From the entries that follow, extract each line holding the string "this".
<<<<
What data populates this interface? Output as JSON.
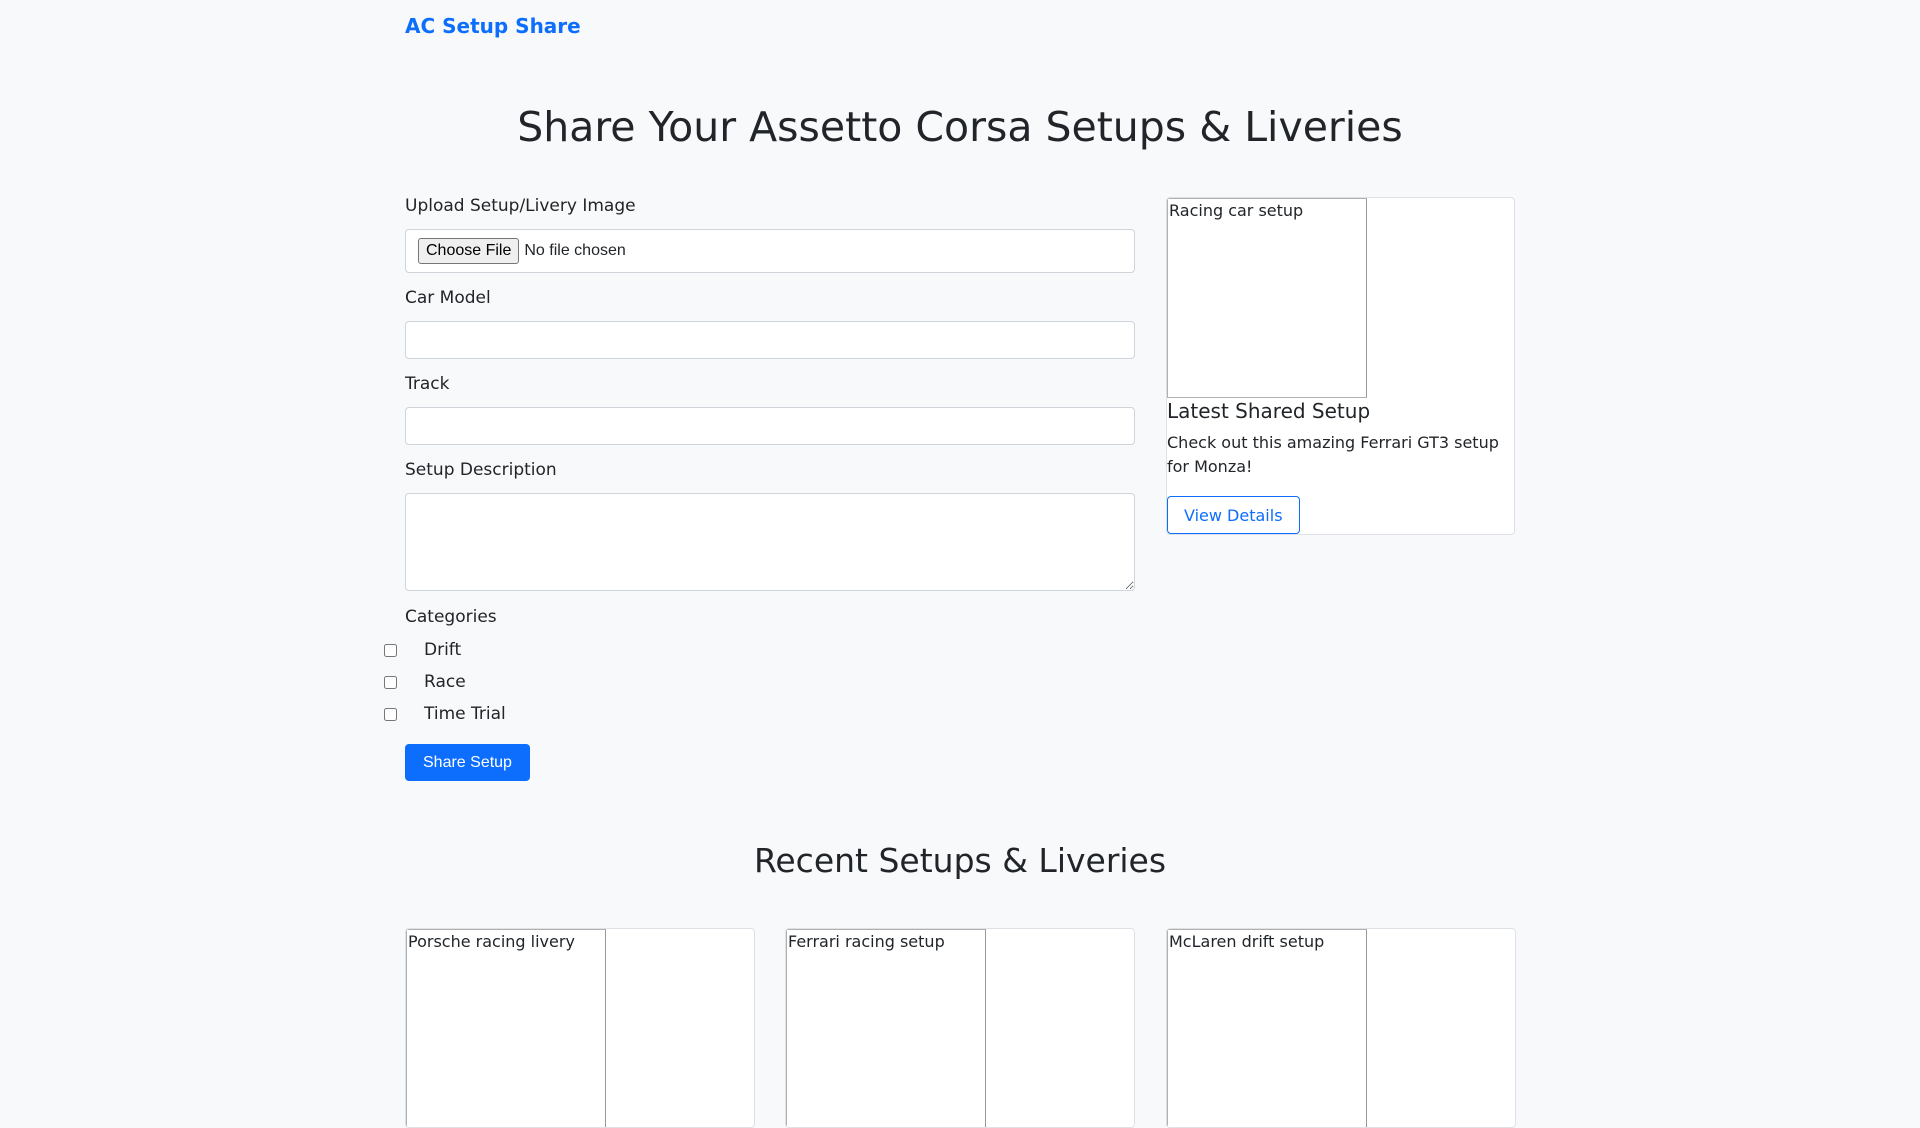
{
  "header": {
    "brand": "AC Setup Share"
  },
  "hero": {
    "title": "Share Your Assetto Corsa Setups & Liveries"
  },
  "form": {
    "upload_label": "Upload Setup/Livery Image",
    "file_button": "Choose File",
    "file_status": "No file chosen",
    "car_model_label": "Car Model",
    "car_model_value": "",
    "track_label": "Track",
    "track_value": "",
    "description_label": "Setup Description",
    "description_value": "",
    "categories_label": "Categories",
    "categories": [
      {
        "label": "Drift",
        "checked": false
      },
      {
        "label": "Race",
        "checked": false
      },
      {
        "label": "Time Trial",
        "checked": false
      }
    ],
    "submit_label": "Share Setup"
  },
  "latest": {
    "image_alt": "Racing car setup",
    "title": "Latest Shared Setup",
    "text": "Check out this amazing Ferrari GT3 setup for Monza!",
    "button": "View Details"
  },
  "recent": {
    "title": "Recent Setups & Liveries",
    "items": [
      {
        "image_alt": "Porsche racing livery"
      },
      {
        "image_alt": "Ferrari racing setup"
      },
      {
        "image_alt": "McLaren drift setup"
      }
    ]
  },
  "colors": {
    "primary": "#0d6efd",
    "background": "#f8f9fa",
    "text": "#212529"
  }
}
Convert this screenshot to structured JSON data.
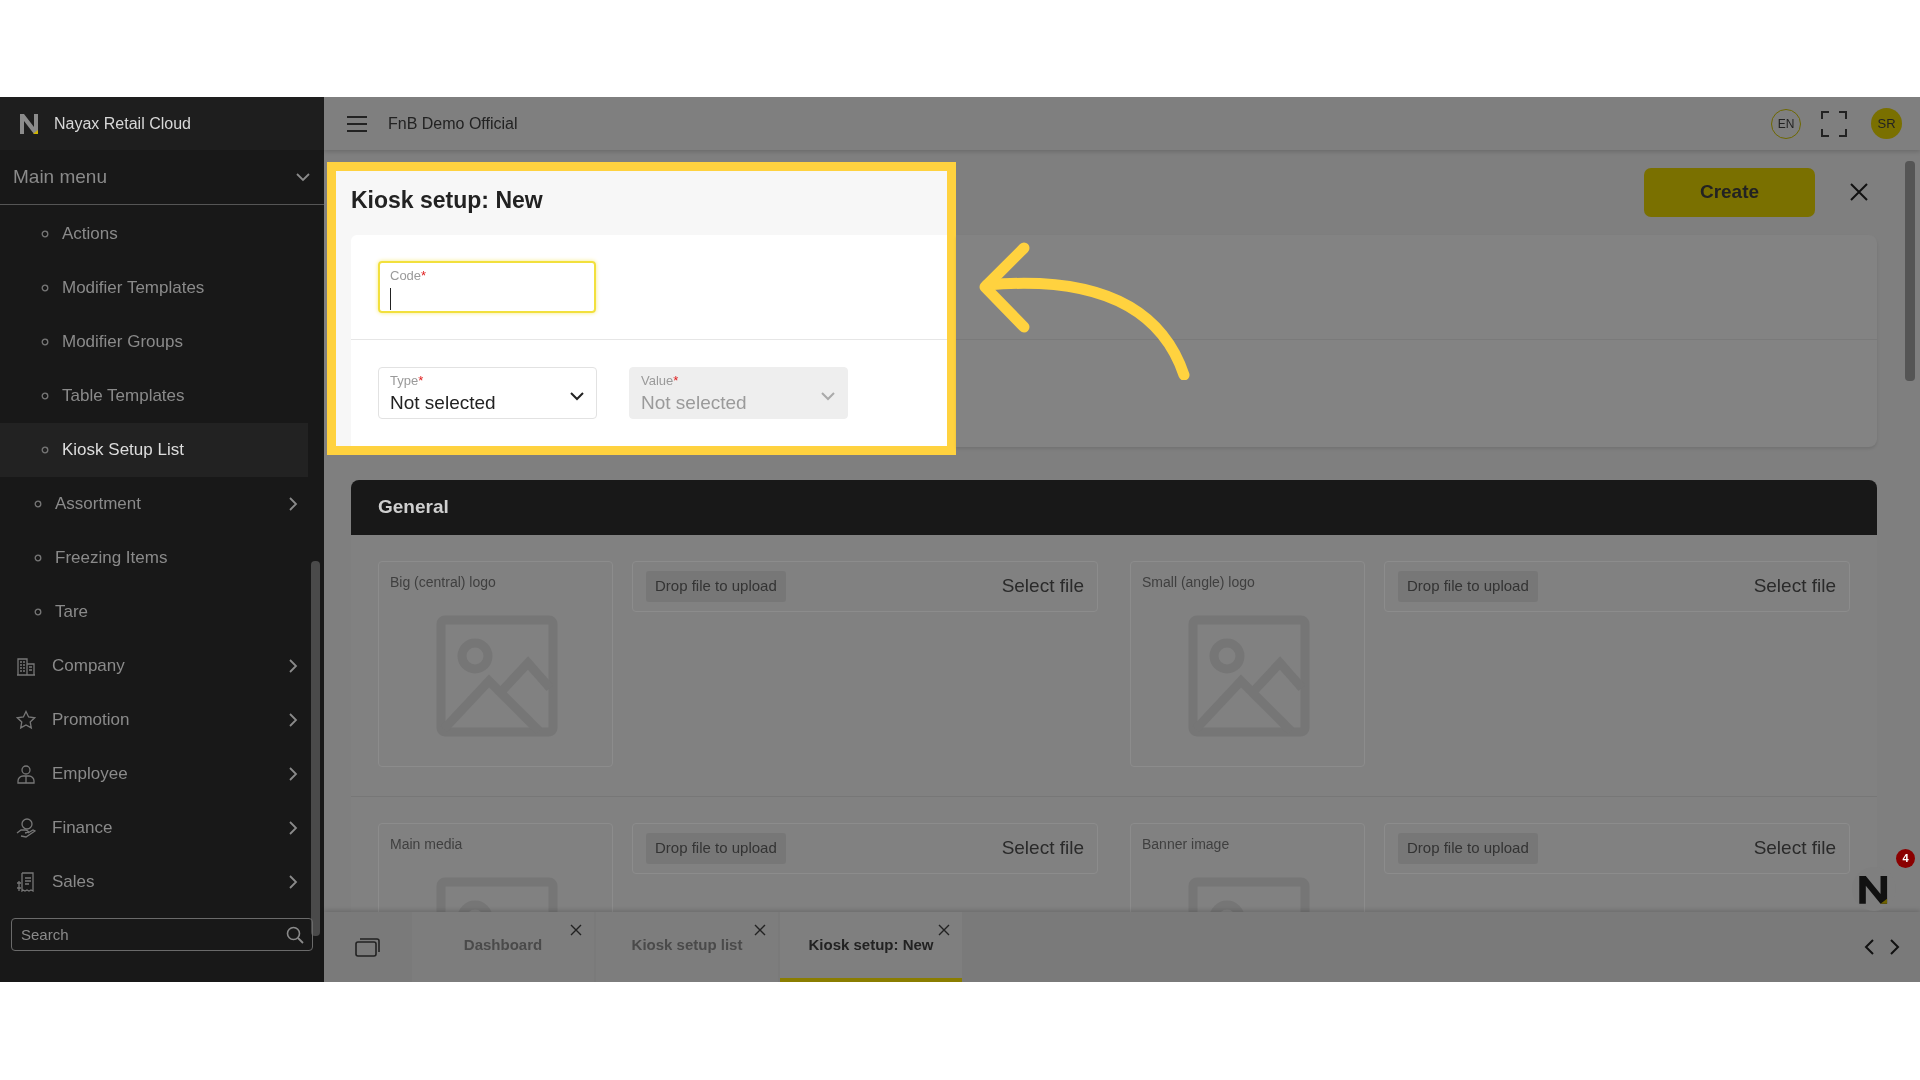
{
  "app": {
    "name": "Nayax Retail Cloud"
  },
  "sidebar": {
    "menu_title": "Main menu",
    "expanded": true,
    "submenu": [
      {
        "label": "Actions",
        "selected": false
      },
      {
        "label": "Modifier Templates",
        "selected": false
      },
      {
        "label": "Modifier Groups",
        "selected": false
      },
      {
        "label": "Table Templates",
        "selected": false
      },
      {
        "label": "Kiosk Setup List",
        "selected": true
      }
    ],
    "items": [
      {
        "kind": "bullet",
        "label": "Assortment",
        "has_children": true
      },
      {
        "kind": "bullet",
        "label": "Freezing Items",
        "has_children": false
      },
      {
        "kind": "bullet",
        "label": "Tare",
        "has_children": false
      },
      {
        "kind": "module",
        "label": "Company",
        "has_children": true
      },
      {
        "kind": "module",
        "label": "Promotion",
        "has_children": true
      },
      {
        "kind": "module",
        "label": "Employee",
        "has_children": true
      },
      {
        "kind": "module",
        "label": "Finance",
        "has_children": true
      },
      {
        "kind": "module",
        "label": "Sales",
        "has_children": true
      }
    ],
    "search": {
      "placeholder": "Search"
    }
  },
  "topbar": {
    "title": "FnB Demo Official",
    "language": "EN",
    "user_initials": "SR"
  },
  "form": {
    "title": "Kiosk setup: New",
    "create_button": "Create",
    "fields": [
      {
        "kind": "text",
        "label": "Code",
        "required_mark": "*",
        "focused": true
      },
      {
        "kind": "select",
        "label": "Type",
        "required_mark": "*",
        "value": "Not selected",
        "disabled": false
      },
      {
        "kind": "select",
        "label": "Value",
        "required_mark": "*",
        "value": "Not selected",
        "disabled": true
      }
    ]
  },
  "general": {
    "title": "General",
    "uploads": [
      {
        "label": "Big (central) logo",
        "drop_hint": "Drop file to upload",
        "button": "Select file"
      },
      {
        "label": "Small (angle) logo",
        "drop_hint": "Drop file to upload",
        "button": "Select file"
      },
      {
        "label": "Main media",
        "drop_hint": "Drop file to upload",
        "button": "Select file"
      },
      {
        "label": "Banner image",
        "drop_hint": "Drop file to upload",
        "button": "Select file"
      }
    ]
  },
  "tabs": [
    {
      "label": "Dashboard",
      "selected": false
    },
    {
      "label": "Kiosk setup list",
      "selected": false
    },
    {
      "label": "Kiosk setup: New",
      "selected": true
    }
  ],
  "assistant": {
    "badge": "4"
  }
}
>>>>
<<<<
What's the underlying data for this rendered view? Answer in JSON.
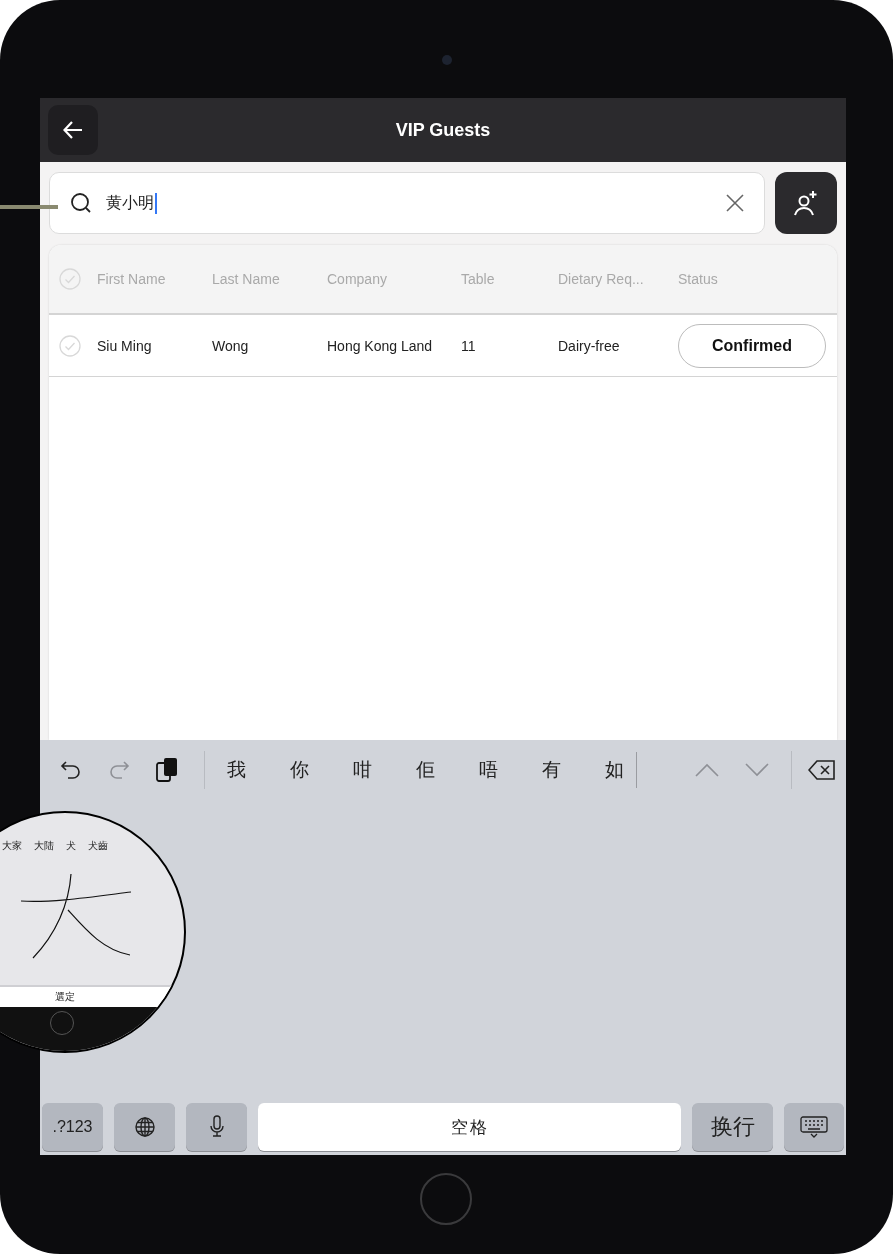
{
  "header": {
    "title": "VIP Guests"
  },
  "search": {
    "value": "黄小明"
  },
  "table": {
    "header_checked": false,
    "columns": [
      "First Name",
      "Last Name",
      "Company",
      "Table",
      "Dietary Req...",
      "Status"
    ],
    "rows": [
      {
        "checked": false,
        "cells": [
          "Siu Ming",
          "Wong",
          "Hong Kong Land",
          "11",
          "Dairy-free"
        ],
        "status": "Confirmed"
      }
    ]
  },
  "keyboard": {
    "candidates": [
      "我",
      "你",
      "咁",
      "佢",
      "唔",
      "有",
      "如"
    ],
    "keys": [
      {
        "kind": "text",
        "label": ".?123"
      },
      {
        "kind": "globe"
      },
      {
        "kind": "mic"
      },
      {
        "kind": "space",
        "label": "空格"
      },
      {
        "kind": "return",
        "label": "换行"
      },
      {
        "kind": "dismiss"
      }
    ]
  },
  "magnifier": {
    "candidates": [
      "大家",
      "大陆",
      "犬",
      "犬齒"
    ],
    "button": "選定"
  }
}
>>>>
### WRITTEN RESPONSE
What data populates this interface? Output as JSON.
    "text": "Check out this amazing Ferrari GT3 setup for Monza!",
Convert this screenshot to structured JSON data.
What's the underlying data for this rendered view? Answer in JSON.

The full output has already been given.